— Start of SOURCE MATERIAL —

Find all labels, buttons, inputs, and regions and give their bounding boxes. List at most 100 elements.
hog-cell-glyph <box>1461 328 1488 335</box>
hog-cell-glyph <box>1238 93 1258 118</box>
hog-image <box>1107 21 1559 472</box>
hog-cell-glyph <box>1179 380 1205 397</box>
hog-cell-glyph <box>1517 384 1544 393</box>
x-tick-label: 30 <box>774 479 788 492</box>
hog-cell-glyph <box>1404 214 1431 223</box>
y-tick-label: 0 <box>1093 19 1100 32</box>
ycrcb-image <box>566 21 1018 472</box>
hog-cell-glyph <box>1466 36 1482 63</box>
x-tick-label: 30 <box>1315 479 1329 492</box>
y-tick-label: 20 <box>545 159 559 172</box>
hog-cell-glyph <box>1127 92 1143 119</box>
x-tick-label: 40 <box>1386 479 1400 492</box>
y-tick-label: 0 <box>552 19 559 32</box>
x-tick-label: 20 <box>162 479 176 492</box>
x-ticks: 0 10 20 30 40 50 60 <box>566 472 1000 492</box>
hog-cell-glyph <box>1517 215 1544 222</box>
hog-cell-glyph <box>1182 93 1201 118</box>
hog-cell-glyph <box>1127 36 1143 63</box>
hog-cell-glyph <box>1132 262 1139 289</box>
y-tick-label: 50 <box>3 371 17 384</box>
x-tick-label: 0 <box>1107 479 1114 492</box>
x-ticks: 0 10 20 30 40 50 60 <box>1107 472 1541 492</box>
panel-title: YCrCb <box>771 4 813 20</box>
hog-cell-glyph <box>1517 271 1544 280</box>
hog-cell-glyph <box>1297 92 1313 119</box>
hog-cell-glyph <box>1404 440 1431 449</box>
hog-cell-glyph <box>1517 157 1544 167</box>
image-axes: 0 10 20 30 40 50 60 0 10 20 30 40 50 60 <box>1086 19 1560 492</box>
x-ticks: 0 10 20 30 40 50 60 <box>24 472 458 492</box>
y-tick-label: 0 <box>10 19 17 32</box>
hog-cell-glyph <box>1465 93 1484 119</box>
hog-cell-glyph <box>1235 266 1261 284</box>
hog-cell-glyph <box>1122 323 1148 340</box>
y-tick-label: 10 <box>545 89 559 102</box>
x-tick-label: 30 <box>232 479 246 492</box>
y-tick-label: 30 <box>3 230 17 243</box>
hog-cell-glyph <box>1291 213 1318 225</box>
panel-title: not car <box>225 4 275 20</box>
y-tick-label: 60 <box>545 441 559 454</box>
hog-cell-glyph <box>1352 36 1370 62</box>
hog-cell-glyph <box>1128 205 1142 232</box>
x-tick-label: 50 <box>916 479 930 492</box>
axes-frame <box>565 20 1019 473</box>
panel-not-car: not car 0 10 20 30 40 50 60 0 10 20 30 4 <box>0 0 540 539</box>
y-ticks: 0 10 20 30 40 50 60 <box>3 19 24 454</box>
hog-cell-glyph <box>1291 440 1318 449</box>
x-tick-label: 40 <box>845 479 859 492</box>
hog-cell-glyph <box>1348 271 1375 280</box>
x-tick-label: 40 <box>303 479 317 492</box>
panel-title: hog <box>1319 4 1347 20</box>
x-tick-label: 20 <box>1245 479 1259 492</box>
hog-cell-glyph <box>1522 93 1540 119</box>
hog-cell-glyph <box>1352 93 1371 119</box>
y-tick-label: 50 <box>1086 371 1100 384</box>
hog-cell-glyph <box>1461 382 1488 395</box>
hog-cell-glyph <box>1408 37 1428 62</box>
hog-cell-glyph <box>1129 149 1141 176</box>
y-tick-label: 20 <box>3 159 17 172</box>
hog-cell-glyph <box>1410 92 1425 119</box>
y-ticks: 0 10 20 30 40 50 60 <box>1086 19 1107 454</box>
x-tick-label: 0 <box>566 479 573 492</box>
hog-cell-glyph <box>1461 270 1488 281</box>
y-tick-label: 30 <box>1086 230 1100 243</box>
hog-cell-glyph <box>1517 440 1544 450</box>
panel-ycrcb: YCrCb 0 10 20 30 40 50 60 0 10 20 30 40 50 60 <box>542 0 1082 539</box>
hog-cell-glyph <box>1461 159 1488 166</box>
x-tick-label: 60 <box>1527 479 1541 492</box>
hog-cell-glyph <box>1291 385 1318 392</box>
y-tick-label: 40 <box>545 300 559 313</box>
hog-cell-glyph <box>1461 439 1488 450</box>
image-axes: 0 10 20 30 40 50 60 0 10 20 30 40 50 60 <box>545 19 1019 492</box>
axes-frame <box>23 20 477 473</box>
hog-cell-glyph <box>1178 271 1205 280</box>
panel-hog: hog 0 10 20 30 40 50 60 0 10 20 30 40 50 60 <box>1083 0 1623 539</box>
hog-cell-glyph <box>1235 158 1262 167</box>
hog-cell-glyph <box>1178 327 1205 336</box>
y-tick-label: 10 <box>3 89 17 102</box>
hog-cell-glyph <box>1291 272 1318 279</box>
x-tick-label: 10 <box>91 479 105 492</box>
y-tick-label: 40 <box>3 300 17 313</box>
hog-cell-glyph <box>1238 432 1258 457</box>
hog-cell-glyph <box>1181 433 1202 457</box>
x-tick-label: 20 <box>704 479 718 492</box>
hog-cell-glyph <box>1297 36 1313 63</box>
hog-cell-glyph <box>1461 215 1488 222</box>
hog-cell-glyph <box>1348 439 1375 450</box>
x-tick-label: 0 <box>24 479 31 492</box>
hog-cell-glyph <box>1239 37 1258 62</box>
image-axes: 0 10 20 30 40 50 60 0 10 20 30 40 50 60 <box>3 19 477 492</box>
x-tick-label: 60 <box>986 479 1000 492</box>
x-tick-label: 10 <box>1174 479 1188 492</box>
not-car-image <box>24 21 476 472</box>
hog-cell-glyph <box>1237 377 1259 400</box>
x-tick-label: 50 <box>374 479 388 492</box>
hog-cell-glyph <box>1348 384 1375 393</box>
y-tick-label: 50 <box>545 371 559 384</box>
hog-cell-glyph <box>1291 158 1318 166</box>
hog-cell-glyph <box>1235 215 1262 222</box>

— End of SOURCE MATERIAL —

- _TASK TO CARRY OUT_:
Copy out the data verbatim, starting at its first line and ending with the line that contains "x-ticks: 0 10 20 30 40 50 60 <box>566".

- _RESPONSE_:
Find all labels, buttons, inputs, and regions and give their bounding boxes. List at most 100 elements.
hog-cell-glyph <box>1461 328 1488 335</box>
hog-cell-glyph <box>1238 93 1258 118</box>
hog-image <box>1107 21 1559 472</box>
hog-cell-glyph <box>1179 380 1205 397</box>
hog-cell-glyph <box>1517 384 1544 393</box>
x-tick-label: 30 <box>774 479 788 492</box>
hog-cell-glyph <box>1404 214 1431 223</box>
y-tick-label: 0 <box>1093 19 1100 32</box>
ycrcb-image <box>566 21 1018 472</box>
hog-cell-glyph <box>1466 36 1482 63</box>
x-tick-label: 30 <box>1315 479 1329 492</box>
y-tick-label: 20 <box>545 159 559 172</box>
hog-cell-glyph <box>1127 92 1143 119</box>
x-tick-label: 40 <box>1386 479 1400 492</box>
y-tick-label: 0 <box>552 19 559 32</box>
x-tick-label: 20 <box>162 479 176 492</box>
x-ticks: 0 10 20 30 40 50 60 <box>566 472 1000 492</box>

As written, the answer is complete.